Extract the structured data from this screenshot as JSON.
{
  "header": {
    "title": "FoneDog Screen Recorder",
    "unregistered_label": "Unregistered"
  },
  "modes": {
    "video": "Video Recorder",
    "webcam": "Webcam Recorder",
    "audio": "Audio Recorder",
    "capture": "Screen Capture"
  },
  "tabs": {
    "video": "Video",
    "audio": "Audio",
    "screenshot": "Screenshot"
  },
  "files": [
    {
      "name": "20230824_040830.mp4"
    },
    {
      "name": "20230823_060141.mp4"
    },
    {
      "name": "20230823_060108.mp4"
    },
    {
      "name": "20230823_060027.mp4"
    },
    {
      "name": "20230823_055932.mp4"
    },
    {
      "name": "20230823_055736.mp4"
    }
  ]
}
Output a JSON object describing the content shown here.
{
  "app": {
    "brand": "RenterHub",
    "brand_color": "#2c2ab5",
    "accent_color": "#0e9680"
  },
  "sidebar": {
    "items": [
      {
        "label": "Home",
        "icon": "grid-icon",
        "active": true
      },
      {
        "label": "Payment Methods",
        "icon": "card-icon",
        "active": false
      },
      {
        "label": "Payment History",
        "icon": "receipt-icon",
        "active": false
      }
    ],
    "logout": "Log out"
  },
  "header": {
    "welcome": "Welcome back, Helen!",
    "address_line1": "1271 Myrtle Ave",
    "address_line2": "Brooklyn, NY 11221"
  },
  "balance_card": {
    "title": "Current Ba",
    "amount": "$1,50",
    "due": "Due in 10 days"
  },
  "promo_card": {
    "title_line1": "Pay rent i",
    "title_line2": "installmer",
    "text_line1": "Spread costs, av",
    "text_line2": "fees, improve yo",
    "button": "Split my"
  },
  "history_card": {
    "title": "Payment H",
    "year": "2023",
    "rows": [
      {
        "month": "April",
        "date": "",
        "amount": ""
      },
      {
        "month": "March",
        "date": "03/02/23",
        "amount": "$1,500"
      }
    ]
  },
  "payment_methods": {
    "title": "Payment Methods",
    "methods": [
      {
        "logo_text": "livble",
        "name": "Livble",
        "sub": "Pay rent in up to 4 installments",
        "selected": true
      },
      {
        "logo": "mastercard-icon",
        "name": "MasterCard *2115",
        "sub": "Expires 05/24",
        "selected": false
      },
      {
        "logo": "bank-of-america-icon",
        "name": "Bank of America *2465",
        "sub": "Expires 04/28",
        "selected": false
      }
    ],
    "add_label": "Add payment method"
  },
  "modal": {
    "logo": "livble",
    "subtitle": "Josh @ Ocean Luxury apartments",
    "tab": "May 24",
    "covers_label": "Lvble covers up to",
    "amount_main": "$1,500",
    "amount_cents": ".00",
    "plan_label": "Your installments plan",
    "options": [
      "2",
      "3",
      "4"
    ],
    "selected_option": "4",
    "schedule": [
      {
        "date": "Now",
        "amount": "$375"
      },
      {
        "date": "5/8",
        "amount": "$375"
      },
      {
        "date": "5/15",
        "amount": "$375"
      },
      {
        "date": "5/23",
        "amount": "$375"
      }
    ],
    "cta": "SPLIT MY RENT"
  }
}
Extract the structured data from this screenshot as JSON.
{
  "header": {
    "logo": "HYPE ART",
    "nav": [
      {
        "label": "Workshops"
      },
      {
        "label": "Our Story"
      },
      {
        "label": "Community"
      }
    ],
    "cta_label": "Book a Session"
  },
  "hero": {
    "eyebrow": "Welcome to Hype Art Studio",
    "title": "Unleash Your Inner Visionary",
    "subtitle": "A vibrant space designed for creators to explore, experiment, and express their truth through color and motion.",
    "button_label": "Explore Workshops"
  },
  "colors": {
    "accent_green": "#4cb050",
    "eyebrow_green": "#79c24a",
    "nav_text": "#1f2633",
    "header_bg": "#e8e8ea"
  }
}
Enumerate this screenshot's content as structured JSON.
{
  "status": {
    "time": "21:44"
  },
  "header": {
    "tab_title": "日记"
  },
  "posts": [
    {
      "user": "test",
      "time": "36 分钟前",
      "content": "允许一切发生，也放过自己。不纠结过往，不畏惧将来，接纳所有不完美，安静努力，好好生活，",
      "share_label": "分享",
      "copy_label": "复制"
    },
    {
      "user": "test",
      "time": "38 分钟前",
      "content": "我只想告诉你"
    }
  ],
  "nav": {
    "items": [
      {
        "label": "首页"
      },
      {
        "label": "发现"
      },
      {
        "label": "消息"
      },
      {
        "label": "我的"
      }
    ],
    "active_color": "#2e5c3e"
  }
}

— Exercise objective —
Go through the material above line by line and copy it exactly.

— Reply —
Extract the structured data from this screenshot as JSON.
{
  "header": {
    "title": "FoneDog Screen Recorder",
    "unregistered_label": "Unregistered"
  },
  "modes": {
    "video": "Video Recorder",
    "webcam": "Webcam Recorder",
    "audio": "Audio Recorder",
    "capture": "Screen Capture"
  },
  "tabs": {
    "video": "Video",
    "audio": "Audio",
    "screenshot": "Screenshot"
  },
  "files": [
    {
      "name": "20230824_040830.mp4"
    },
    {
      "name": "20230823_060141.mp4"
    },
    {
      "name": "20230823_060108.mp4"
    },
    {
      "name": "20230823_060027.mp4"
    },
    {
      "name": "20230823_055932.mp4"
    },
    {
      "name": "20230823_055736.mp4"
    }
  ]
}
Output a JSON object describing the content shown here.
{
  "app": {
    "brand": "RenterHub",
    "brand_color": "#2c2ab5",
    "accent_color": "#0e9680"
  },
  "sidebar": {
    "items": [
      {
        "label": "Home",
        "icon": "grid-icon",
        "active": true
      },
      {
        "label": "Payment Methods",
        "icon": "card-icon",
        "active": false
      },
      {
        "label": "Payment History",
        "icon": "receipt-icon",
        "active": false
      }
    ],
    "logout": "Log out"
  },
  "header": {
    "welcome": "Welcome back, Helen!",
    "address_line1": "1271 Myrtle Ave",
    "address_line2": "Brooklyn, NY 11221"
  },
  "balance_card": {
    "title": "Current Ba",
    "amount": "$1,50",
    "due": "Due in 10 days"
  },
  "promo_card": {
    "title_line1": "Pay rent i",
    "title_line2": "installmer",
    "text_line1": "Spread costs, av",
    "text_line2": "fees, improve yo",
    "button": "Split my"
  },
  "history_card": {
    "title": "Payment H",
    "year": "2023",
    "rows": [
      {
        "month": "April",
        "date": "",
        "amount": ""
      },
      {
        "month": "March",
        "date": "03/02/23",
        "amount": "$1,500"
      }
    ]
  },
  "payment_methods": {
    "title": "Payment Methods",
    "methods": [
      {
        "logo_text": "livble",
        "name": "Livble",
        "sub": "Pay rent in up to 4 installments",
        "selected": true
      },
      {
        "logo": "mastercard-icon",
        "name": "MasterCard *2115",
        "sub": "Expires 05/24",
        "selected": false
      },
      {
        "logo": "bank-of-america-icon",
        "name": "Bank of America *2465",
        "sub": "Expires 04/28",
        "selected": false
      }
    ],
    "add_label": "Add payment method"
  },
  "modal": {
    "logo": "livble",
    "subtitle": "Josh @ Ocean Luxury apartments",
    "tab": "May 24",
    "covers_label": "Lvble covers up to",
    "amount_main": "$1,500",
    "amount_cents": ".00",
    "plan_label": "Your installments plan",
    "options": [
      "2",
      "3",
      "4"
    ],
    "selected_option": "4",
    "schedule": [
      {
        "date": "Now",
        "amount": "$375"
      },
      {
        "date": "5/8",
        "amount": "$375"
      },
      {
        "date": "5/15",
        "amount": "$375"
      },
      {
        "date": "5/23",
        "amount": "$375"
      }
    ],
    "cta": "SPLIT MY RENT"
  }
}
Extract the structured data from this screenshot as JSON.
{
  "header": {
    "logo": "HYPE ART",
    "nav": [
      {
        "label": "Workshops"
      },
      {
        "label": "Our Story"
      },
      {
        "label": "Community"
      }
    ],
    "cta_label": "Book a Session"
  },
  "hero": {
    "eyebrow": "Welcome to Hype Art Studio",
    "title": "Unleash Your Inner Visionary",
    "subtitle": "A vibrant space designed for creators to explore, experiment, and express their truth through color and motion.",
    "button_label": "Explore Workshops"
  },
  "colors": {
    "accent_green": "#4cb050",
    "eyebrow_green": "#79c24a",
    "nav_text": "#1f2633",
    "header_bg": "#e8e8ea"
  }
}
Enumerate this screenshot's content as structured JSON.
{
  "status": {
    "time": "21:44"
  },
  "header": {
    "tab_title": "日记"
  },
  "posts": [
    {
      "user": "test",
      "time": "36 分钟前",
      "content": "允许一切发生，也放过自己。不纠结过往，不畏惧将来，接纳所有不完美，安静努力，好好生活，",
      "share_label": "分享",
      "copy_label": "复制"
    },
    {
      "user": "test",
      "time": "38 分钟前",
      "content": "我只想告诉你"
    }
  ],
  "nav": {
    "items": [
      {
        "label": "首页"
      },
      {
        "label": "发现"
      },
      {
        "label": "消息"
      },
      {
        "label": "我的"
      }
    ],
    "active_color": "#2e5c3e"
  }
}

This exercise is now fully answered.